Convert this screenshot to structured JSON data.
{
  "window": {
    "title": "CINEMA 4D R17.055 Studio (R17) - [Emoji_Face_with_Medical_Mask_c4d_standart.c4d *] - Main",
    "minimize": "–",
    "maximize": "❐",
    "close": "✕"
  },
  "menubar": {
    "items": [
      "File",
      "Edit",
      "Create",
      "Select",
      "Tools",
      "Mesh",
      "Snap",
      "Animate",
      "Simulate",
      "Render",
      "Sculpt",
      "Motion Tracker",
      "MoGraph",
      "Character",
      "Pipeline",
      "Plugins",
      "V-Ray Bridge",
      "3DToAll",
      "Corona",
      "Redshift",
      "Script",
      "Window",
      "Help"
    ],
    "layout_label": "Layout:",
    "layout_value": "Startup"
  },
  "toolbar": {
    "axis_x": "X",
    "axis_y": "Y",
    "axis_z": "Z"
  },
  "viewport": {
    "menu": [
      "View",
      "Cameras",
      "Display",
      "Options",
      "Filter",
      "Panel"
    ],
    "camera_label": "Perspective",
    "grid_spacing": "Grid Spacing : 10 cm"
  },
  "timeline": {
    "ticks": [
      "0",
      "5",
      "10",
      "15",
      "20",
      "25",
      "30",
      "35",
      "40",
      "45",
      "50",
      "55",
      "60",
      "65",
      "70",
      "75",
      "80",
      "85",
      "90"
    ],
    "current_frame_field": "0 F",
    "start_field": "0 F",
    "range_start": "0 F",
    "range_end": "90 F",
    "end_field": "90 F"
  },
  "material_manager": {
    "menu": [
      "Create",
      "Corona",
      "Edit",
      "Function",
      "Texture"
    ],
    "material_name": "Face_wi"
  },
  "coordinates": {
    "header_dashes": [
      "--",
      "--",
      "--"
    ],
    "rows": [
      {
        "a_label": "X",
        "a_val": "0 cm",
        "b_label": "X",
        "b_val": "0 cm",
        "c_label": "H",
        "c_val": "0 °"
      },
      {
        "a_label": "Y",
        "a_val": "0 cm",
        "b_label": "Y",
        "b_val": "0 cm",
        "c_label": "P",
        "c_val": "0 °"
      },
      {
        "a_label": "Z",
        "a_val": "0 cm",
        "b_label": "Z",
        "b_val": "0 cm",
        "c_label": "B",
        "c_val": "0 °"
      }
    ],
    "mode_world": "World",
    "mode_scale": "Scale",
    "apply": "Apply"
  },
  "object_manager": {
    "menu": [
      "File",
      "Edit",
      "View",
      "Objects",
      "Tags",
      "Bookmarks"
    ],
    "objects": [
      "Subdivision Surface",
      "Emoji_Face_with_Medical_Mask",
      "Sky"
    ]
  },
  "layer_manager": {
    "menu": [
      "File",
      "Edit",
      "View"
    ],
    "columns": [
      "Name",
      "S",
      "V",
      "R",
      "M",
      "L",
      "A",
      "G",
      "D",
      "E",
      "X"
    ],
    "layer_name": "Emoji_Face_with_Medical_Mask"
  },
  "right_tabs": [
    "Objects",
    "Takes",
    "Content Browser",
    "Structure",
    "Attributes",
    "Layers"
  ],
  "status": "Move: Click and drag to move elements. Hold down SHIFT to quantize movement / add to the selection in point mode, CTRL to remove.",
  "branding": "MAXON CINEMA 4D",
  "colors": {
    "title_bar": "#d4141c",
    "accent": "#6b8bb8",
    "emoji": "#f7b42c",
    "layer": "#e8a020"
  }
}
- - - - -
▶ _What you should do_
Your task is to transcribe the material exactly.

▶ _Output of the exercise_
Convert this screenshot to structured JSON data.
{
  "window": {
    "title": "CINEMA 4D R17.055 Studio (R17) - [Emoji_Face_with_Medical_Mask_c4d_standart.c4d *] - Main",
    "minimize": "–",
    "maximize": "❐",
    "close": "✕"
  },
  "menubar": {
    "items": [
      "File",
      "Edit",
      "Create",
      "Select",
      "Tools",
      "Mesh",
      "Snap",
      "Animate",
      "Simulate",
      "Render",
      "Sculpt",
      "Motion Tracker",
      "MoGraph",
      "Character",
      "Pipeline",
      "Plugins",
      "V-Ray Bridge",
      "3DToAll",
      "Corona",
      "Redshift",
      "Script",
      "Window",
      "Help"
    ],
    "layout_label": "Layout:",
    "layout_value": "Startup"
  },
  "toolbar": {
    "axis_x": "X",
    "axis_y": "Y",
    "axis_z": "Z"
  },
  "viewport": {
    "menu": [
      "View",
      "Cameras",
      "Display",
      "Options",
      "Filter",
      "Panel"
    ],
    "camera_label": "Perspective",
    "grid_spacing": "Grid Spacing : 10 cm"
  },
  "timeline": {
    "ticks": [
      "0",
      "5",
      "10",
      "15",
      "20",
      "25",
      "30",
      "35",
      "40",
      "45",
      "50",
      "55",
      "60",
      "65",
      "70",
      "75",
      "80",
      "85",
      "90"
    ],
    "current_frame_field": "0 F",
    "start_field": "0 F",
    "range_start": "0 F",
    "range_end": "90 F",
    "end_field": "90 F"
  },
  "material_manager": {
    "menu": [
      "Create",
      "Corona",
      "Edit",
      "Function",
      "Texture"
    ],
    "material_name": "Face_wi"
  },
  "coordinates": {
    "header_dashes": [
      "--",
      "--",
      "--"
    ],
    "rows": [
      {
        "a_label": "X",
        "a_val": "0 cm",
        "b_label": "X",
        "b_val": "0 cm",
        "c_label": "H",
        "c_val": "0 °"
      },
      {
        "a_label": "Y",
        "a_val": "0 cm",
        "b_label": "Y",
        "b_val": "0 cm",
        "c_label": "P",
        "c_val": "0 °"
      },
      {
        "a_label": "Z",
        "a_val": "0 cm",
        "b_label": "Z",
        "b_val": "0 cm",
        "c_label": "B",
        "c_val": "0 °"
      }
    ],
    "mode_world": "World",
    "mode_scale": "Scale",
    "apply": "Apply"
  },
  "object_manager": {
    "menu": [
      "File",
      "Edit",
      "View",
      "Objects",
      "Tags",
      "Bookmarks"
    ],
    "objects": [
      "Subdivision Surface",
      "Emoji_Face_with_Medical_Mask",
      "Sky"
    ]
  },
  "layer_manager": {
    "menu": [
      "File",
      "Edit",
      "View"
    ],
    "columns": [
      "Name",
      "S",
      "V",
      "R",
      "M",
      "L",
      "A",
      "G",
      "D",
      "E",
      "X"
    ],
    "layer_name": "Emoji_Face_with_Medical_Mask"
  },
  "right_tabs": [
    "Objects",
    "Takes",
    "Content Browser",
    "Structure",
    "Attributes",
    "Layers"
  ],
  "status": "Move: Click and drag to move elements. Hold down SHIFT to quantize movement / add to the selection in point mode, CTRL to remove.",
  "branding": "MAXON CINEMA 4D",
  "colors": {
    "title_bar": "#d4141c",
    "accent": "#6b8bb8",
    "emoji": "#f7b42c",
    "layer": "#e8a020"
  }
}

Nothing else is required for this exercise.